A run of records
-----

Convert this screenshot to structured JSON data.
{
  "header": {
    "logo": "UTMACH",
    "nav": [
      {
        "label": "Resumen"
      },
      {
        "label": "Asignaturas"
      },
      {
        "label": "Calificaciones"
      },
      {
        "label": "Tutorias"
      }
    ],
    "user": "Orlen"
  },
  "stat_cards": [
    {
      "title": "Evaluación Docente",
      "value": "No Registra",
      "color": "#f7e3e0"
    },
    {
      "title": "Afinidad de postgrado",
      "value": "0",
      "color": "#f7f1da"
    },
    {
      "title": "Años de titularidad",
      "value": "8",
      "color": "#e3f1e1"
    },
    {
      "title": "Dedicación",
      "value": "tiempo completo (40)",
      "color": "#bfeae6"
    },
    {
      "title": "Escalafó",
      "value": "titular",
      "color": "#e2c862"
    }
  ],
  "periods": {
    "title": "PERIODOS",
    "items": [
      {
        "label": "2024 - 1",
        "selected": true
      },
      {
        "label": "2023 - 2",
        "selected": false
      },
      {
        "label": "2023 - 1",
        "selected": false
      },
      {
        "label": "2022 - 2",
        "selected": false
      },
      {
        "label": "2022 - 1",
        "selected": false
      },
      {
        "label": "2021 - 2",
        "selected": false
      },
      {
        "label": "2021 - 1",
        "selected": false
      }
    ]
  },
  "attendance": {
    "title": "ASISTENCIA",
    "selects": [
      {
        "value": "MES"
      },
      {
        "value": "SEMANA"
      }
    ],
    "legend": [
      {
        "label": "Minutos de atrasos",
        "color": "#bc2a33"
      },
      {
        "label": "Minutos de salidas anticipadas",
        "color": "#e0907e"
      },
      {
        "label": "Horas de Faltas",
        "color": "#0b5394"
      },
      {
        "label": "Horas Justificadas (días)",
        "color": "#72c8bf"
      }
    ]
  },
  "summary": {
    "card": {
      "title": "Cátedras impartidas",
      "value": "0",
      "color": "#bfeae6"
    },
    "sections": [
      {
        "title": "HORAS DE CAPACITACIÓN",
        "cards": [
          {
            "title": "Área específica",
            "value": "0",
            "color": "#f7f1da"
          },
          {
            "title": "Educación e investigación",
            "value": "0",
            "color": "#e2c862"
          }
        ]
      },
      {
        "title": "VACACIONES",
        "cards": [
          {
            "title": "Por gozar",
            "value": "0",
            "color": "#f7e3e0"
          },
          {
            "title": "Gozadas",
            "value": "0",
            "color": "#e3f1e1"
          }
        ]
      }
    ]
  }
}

-----

Every entry above needs to be quoted exactly.

Convert this screenshot to structured JSON data.
{
  "header": {
    "logo": "UTMACH",
    "nav": [
      {
        "label": "Resumen"
      },
      {
        "label": "Asignaturas"
      },
      {
        "label": "Calificaciones"
      },
      {
        "label": "Tutorias"
      }
    ],
    "user": "Orlen"
  },
  "stat_cards": [
    {
      "title": "Evaluación Docente",
      "value": "No Registra",
      "color": "#f7e3e0"
    },
    {
      "title": "Afinidad de postgrado",
      "value": "0",
      "color": "#f7f1da"
    },
    {
      "title": "Años de titularidad",
      "value": "8",
      "color": "#e3f1e1"
    },
    {
      "title": "Dedicación",
      "value": "tiempo completo (40)",
      "color": "#bfeae6"
    },
    {
      "title": "Escalafó",
      "value": "titular",
      "color": "#e2c862"
    }
  ],
  "periods": {
    "title": "PERIODOS",
    "items": [
      {
        "label": "2024 - 1",
        "selected": true
      },
      {
        "label": "2023 - 2",
        "selected": false
      },
      {
        "label": "2023 - 1",
        "selected": false
      },
      {
        "label": "2022 - 2",
        "selected": false
      },
      {
        "label": "2022 - 1",
        "selected": false
      },
      {
        "label": "2021 - 2",
        "selected": false
      },
      {
        "label": "2021 - 1",
        "selected": false
      }
    ]
  },
  "attendance": {
    "title": "ASISTENCIA",
    "selects": [
      {
        "value": "MES"
      },
      {
        "value": "SEMANA"
      }
    ],
    "legend": [
      {
        "label": "Minutos de atrasos",
        "color": "#bc2a33"
      },
      {
        "label": "Minutos de salidas anticipadas",
        "color": "#e0907e"
      },
      {
        "label": "Horas de Faltas",
        "color": "#0b5394"
      },
      {
        "label": "Horas Justificadas (días)",
        "color": "#72c8bf"
      }
    ]
  },
  "summary": {
    "card": {
      "title": "Cátedras impartidas",
      "value": "0",
      "color": "#bfeae6"
    },
    "sections": [
      {
        "title": "HORAS DE CAPACITACIÓN",
        "cards": [
          {
            "title": "Área específica",
            "value": "0",
            "color": "#f7f1da"
          },
          {
            "title": "Educación e investigación",
            "value": "0",
            "color": "#e2c862"
          }
        ]
      },
      {
        "title": "VACACIONES",
        "cards": [
          {
            "title": "Por gozar",
            "value": "0",
            "color": "#f7e3e0"
          },
          {
            "title": "Gozadas",
            "value": "0",
            "color": "#e3f1e1"
          }
        ]
      }
    ]
  }
}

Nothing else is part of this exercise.